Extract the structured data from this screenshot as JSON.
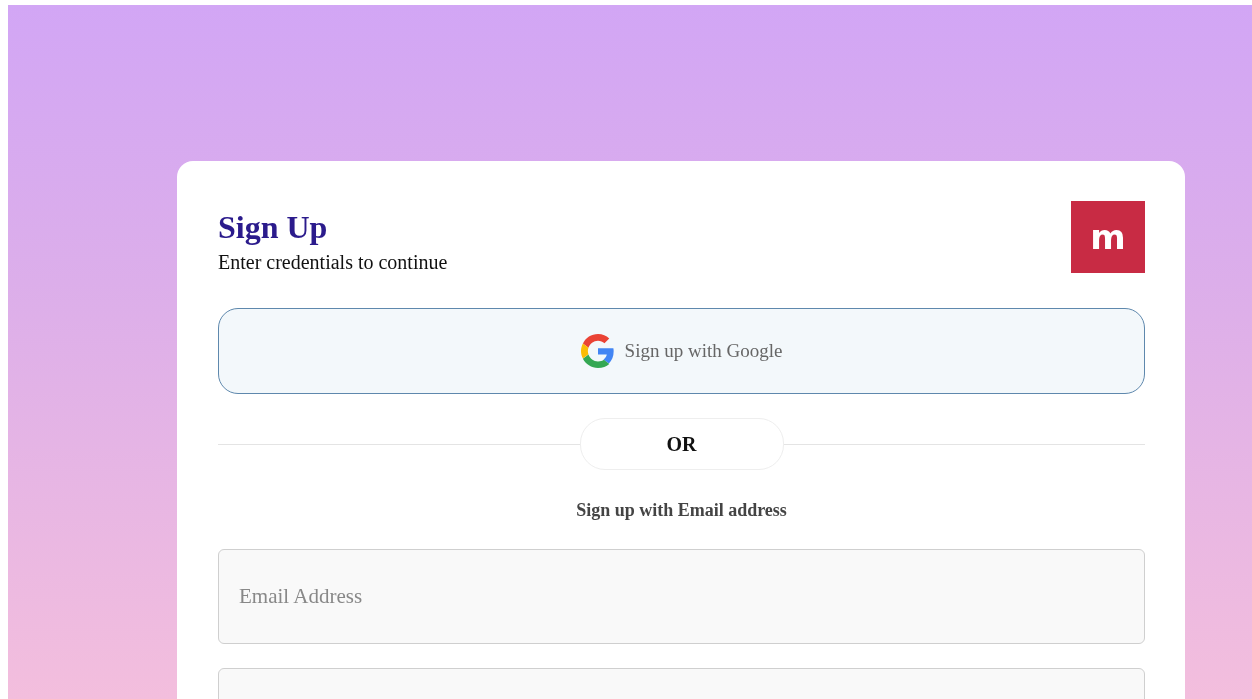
{
  "card": {
    "title": "Sign Up",
    "subtitle": "Enter credentials to continue",
    "logo": "m"
  },
  "google_button": {
    "label": "Sign up with Google"
  },
  "divider": {
    "label": "OR"
  },
  "email_heading": "Sign up with Email address",
  "fields": [
    {
      "placeholder": "Email Address"
    }
  ]
}
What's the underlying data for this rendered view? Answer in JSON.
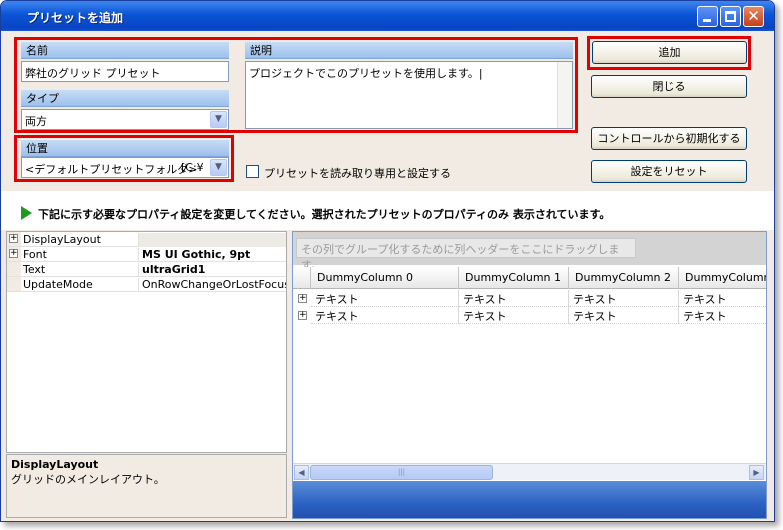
{
  "window": {
    "title": "プリセットを追加"
  },
  "form": {
    "name_label": "名前",
    "name_value": "弊社のグリッド プリセット",
    "type_label": "タイプ",
    "type_value": "両方",
    "desc_label": "説明",
    "desc_value": "プロジェクトでこのプリセットを使用します。|",
    "location_label": "位置",
    "location_value": "<デフォルトプリセットフォルダ>",
    "location_path": "[C:¥",
    "readonly_label": "プリセットを読み取り専用と設定する",
    "readonly_checked": false
  },
  "buttons": {
    "add": "追加",
    "close": "閉じる",
    "init_from_control": "コントロールから初期化する",
    "reset": "設定をリセット"
  },
  "message": "下記に示す必要なプロパティ設定を変更してください。選択されたプリセットのプロパティのみ 表示されています。",
  "properties": [
    {
      "name": "DisplayLayout",
      "value": "",
      "expandable": true,
      "bold": false
    },
    {
      "name": "Font",
      "value": "MS UI Gothic, 9pt",
      "expandable": true,
      "bold": true
    },
    {
      "name": "Text",
      "value": "ultraGrid1",
      "expandable": false,
      "bold": true
    },
    {
      "name": "UpdateMode",
      "value": "OnRowChangeOrLostFocus",
      "expandable": false,
      "bold": false
    }
  ],
  "description_panel": {
    "title": "DisplayLayout",
    "text": "グリッドのメインレイアウト。"
  },
  "grid": {
    "group_prompt": "その列でグループ化するために列ヘッダーをここにドラッグします。",
    "columns": [
      "DummyColumn 0",
      "DummyColumn 1",
      "DummyColumn 2",
      "DummyColumn"
    ],
    "rows": [
      [
        "テキスト",
        "テキスト",
        "テキスト",
        "テキスト"
      ],
      [
        "テキスト",
        "テキスト",
        "テキスト",
        "テキスト"
      ]
    ]
  },
  "colors": {
    "title_bar": "#0a54d6",
    "highlight_border": "#e00000",
    "section_header": "#9dc0ec",
    "message_arrow": "#1e9a1e",
    "grid_footer": "#2b61c2"
  },
  "icons": {
    "minimize": "minimize-icon",
    "maximize": "maximize-icon",
    "close": "close-icon",
    "dropdown": "chevron-down-icon",
    "message": "play-arrow-icon",
    "expand": "plus-icon"
  }
}
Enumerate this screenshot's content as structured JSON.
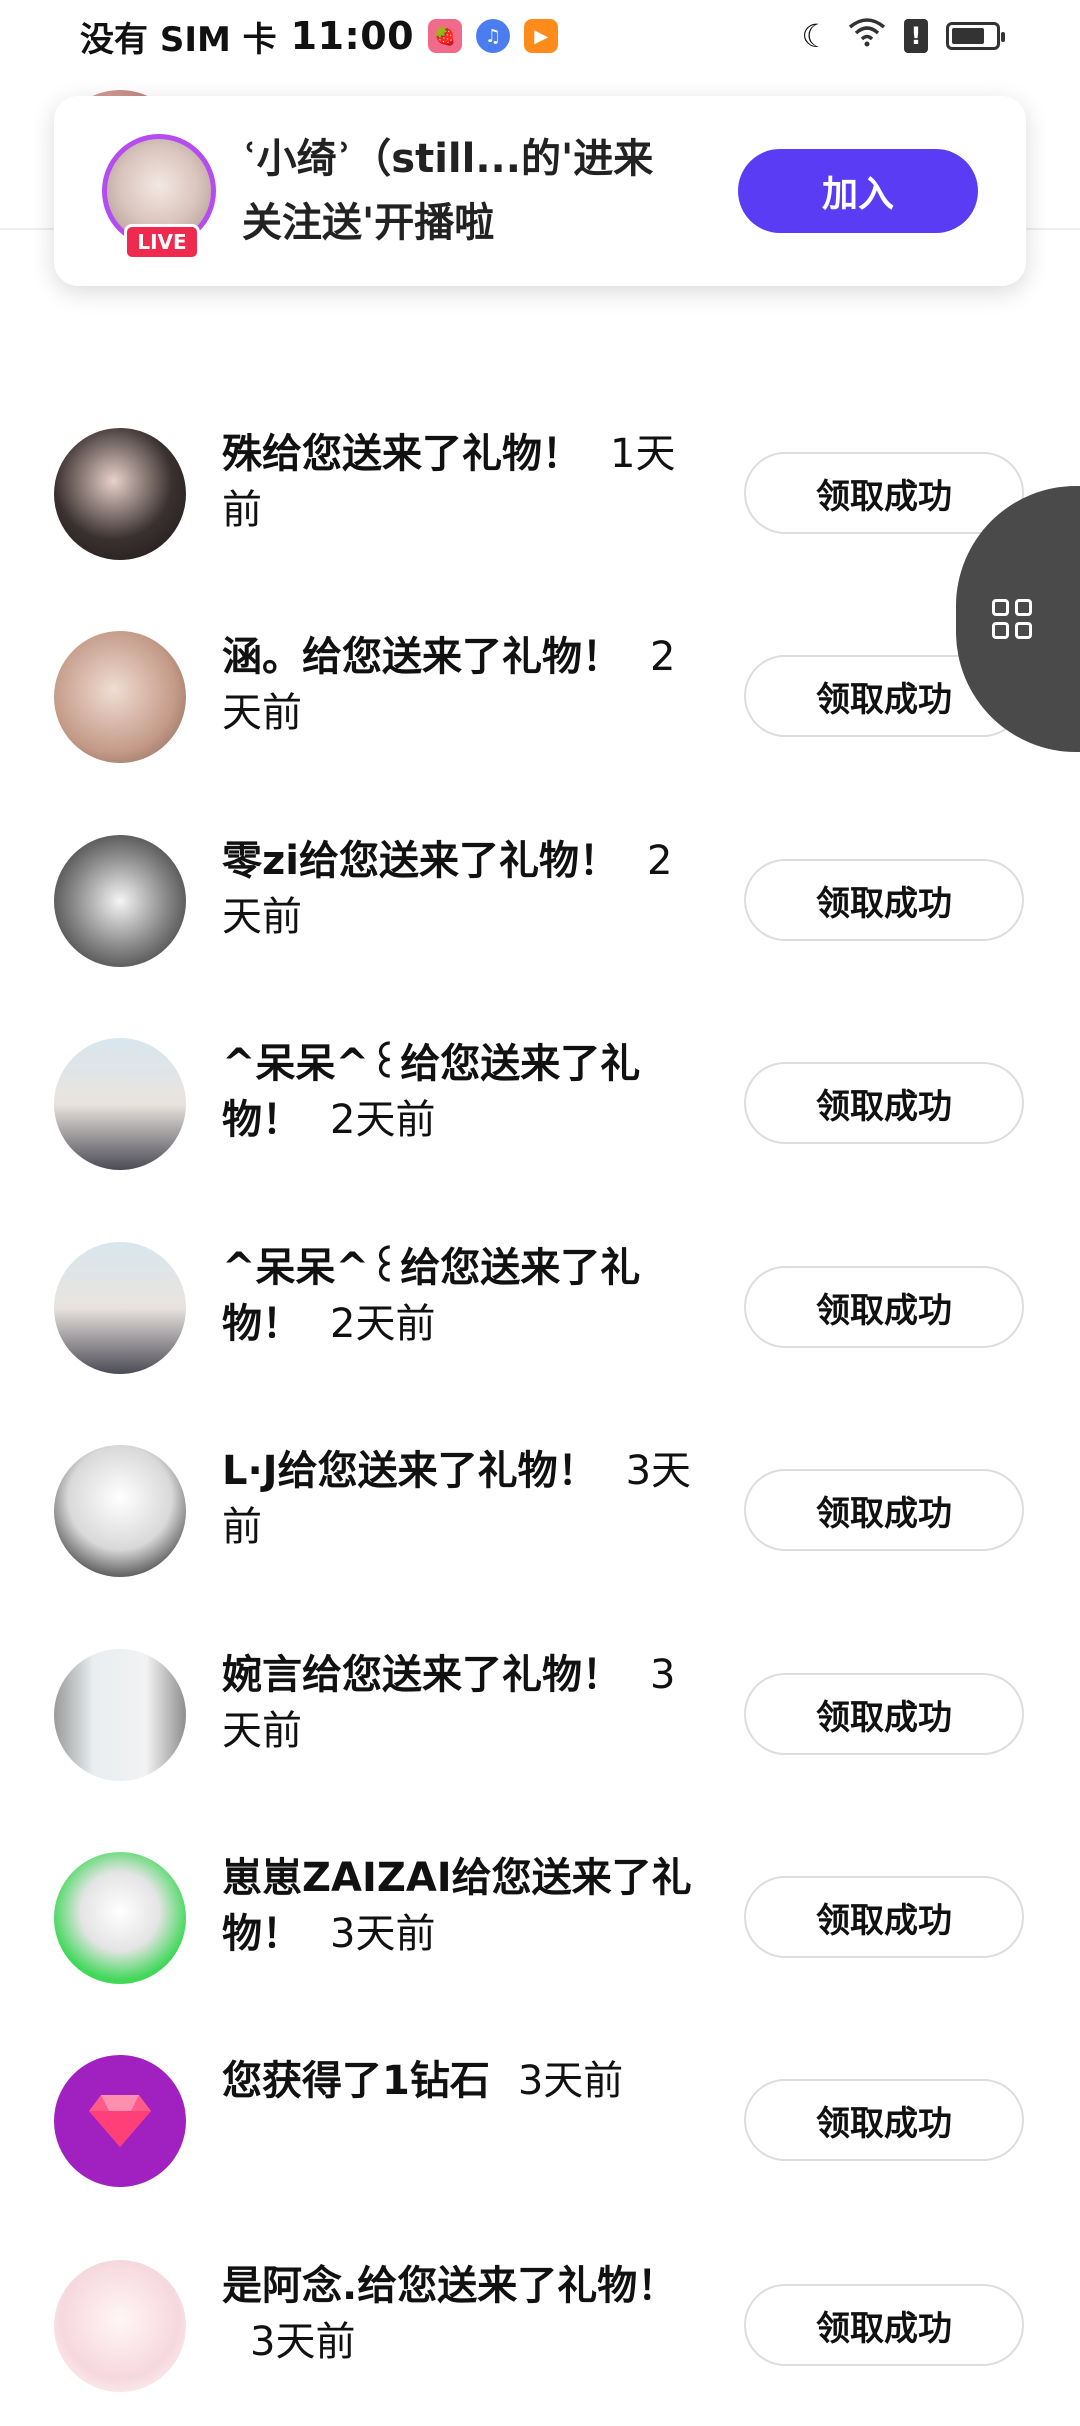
{
  "status_bar": {
    "carrier": "没有 SIM 卡",
    "time": "11:00",
    "app_icons": [
      "strawberry-app-icon",
      "music-icon",
      "video-play-icon"
    ],
    "right_icons": [
      "moon-icon",
      "wifi-icon",
      "alert-icon",
      "battery-icon"
    ],
    "battery_level": 0.75
  },
  "banner": {
    "text": "ʿ小绮ʾ（still...的'进来关注送'开播啦",
    "badge": "LIVE",
    "join_label": "加入"
  },
  "claim_label": "领取成功",
  "notifications": [
    {
      "message": "",
      "time": "天",
      "avatar": "photo-avatar"
    },
    {
      "message": "殊给您送来了礼物！",
      "time": "1天前",
      "avatar": "photo-avatar"
    },
    {
      "message": "涵。给您送来了礼物！",
      "time": "2天前",
      "avatar": "photo-avatar"
    },
    {
      "message": "零zi给您送来了礼物！",
      "time": "2天前",
      "avatar": "illustration-avatar"
    },
    {
      "message": "^呆呆^꒰给您送来了礼物！",
      "time": "2天前",
      "avatar": "photo-avatar"
    },
    {
      "message": "^呆呆^꒰给您送来了礼物！",
      "time": "2天前",
      "avatar": "photo-avatar"
    },
    {
      "message": "L·J给您送来了礼物！",
      "time": "3天前",
      "avatar": "illustration-avatar"
    },
    {
      "message": "婉言给您送来了礼物！",
      "time": "3天前",
      "avatar": "illustration-avatar"
    },
    {
      "message": "崽崽ZAIZAI给您送来了礼物！",
      "time": "3天前",
      "avatar": "illustration-avatar"
    },
    {
      "message": "您获得了1钻石",
      "time": "3天前",
      "avatar": "diamond-icon"
    },
    {
      "message": "是阿念.给您送来了礼物！",
      "time": "3天前",
      "avatar": "illustration-avatar"
    }
  ],
  "floating_button_icon": "grid-icon",
  "colors": {
    "join_button": "#5b3cf5",
    "live_badge": "#f02a4f",
    "live_ring": "#b54cf0",
    "floating_tab": "#4a4a4a",
    "diamond_bg": "#a020c0"
  }
}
■ ■ ■ ■ ■ ■ ■
Pictures in the records above are left out; print everything else exactly as written.

Expected output ::
Extract the structured data from this screenshot as JSON.
{
  "card": {
    "title": "Sign Up",
    "subtitle": "Enter credentials to continue",
    "logo": "m"
  },
  "google_button": {
    "label": "Sign up with Google"
  },
  "divider": {
    "label": "OR"
  },
  "email_heading": "Sign up with Email address",
  "fields": [
    {
      "placeholder": "Email Address"
    }
  ]
}
What's the underlying data for this rendered view? Answer in JSON.
{
  "window": {
    "title": "プリセットを追加"
  },
  "form": {
    "name_label": "名前",
    "name_value": "弊社のグリッド プリセット",
    "type_label": "タイプ",
    "type_value": "両方",
    "desc_label": "説明",
    "desc_value": "プロジェクトでこのプリセットを使用します。|",
    "location_label": "位置",
    "location_value": "<デフォルトプリセットフォルダ>",
    "location_path": "[C:¥",
    "readonly_label": "プリセットを読み取り専用と設定する",
    "readonly_checked": false
  },
  "buttons": {
    "add": "追加",
    "close": "閉じる",
    "init_from_control": "コントロールから初期化する",
    "reset": "設定をリセット"
  },
  "message": "下記に示す必要なプロパティ設定を変更してください。選択されたプリセットのプロパティのみ 表示されています。",
  "properties": [
    {
      "name": "DisplayLayout",
      "value": "",
      "expandable": true,
      "bold": false
    },
    {
      "name": "Font",
      "value": "MS UI Gothic, 9pt",
      "expandable": true,
      "bold": true
    },
    {
      "name": "Text",
      "value": "ultraGrid1",
      "expandable": false,
      "bold": true
    },
    {
      "name": "UpdateMode",
      "value": "OnRowChangeOrLostFocus",
      "expandable": false,
      "bold": false
    }
  ],
  "description_panel": {
    "title": "DisplayLayout",
    "text": "グリッドのメインレイアウト。"
  },
  "grid": {
    "group_prompt": "その列でグループ化するために列ヘッダーをここにドラッグします。",
    "columns": [
      "DummyColumn 0",
      "DummyColumn 1",
      "DummyColumn 2",
      "DummyColumn"
    ],
    "rows": [
      [
        "テキスト",
        "テキスト",
        "テキスト",
        "テキスト"
      ],
      [
        "テキスト",
        "テキスト",
        "テキスト",
        "テキスト"
      ]
    ]
  },
  "colors": {
    "title_bar": "#0a54d6",
    "highlight_border": "#e00000",
    "section_header": "#9dc0ec",
    "message_arrow": "#1e9a1e",
    "grid_footer": "#2b61c2"
  },
  "icons": {
    "minimize": "minimize-icon",
    "maximize": "maximize-icon",
    "close": "close-icon",
    "dropdown": "chevron-down-icon",
    "message": "play-arrow-icon",
    "expand": "plus-icon"
  }
}
Enumerate this screenshot's content as structured JSON.
{
  "status_bar": {
    "carrier": "没有 SIM 卡",
    "time": "11:00",
    "app_icons": [
      "strawberry-app-icon",
      "music-icon",
      "video-play-icon"
    ],
    "right_icons": [
      "moon-icon",
      "wifi-icon",
      "alert-icon",
      "battery-icon"
    ],
    "battery_level": 0.75
  },
  "banner": {
    "text": "ʿ小绮ʾ（still...的'进来关注送'开播啦",
    "badge": "LIVE",
    "join_label": "加入"
  },
  "claim_label": "领取成功",
  "notifications": [
    {
      "message": "",
      "time": "天",
      "avatar": "photo-avatar"
    },
    {
      "message": "殊给您送来了礼物！",
      "time": "1天前",
      "avatar": "photo-avatar"
    },
    {
      "message": "涵。给您送来了礼物！",
      "time": "2天前",
      "avatar": "photo-avatar"
    },
    {
      "message": "零zi给您送来了礼物！",
      "time": "2天前",
      "avatar": "illustration-avatar"
    },
    {
      "message": "^呆呆^꒰给您送来了礼物！",
      "time": "2天前",
      "avatar": "photo-avatar"
    },
    {
      "message": "^呆呆^꒰给您送来了礼物！",
      "time": "2天前",
      "avatar": "photo-avatar"
    },
    {
      "message": "L·J给您送来了礼物！",
      "time": "3天前",
      "avatar": "illustration-avatar"
    },
    {
      "message": "婉言给您送来了礼物！",
      "time": "3天前",
      "avatar": "illustration-avatar"
    },
    {
      "message": "崽崽ZAIZAI给您送来了礼物！",
      "time": "3天前",
      "avatar": "illustration-avatar"
    },
    {
      "message": "您获得了1钻石",
      "time": "3天前",
      "avatar": "diamond-icon"
    },
    {
      "message": "是阿念.给您送来了礼物！",
      "time": "3天前",
      "avatar": "illustration-avatar"
    }
  ],
  "floating_button_icon": "grid-icon",
  "colors": {
    "join_button": "#5b3cf5",
    "live_badge": "#f02a4f",
    "live_ring": "#b54cf0",
    "floating_tab": "#4a4a4a",
    "diamond_bg": "#a020c0"
  }
}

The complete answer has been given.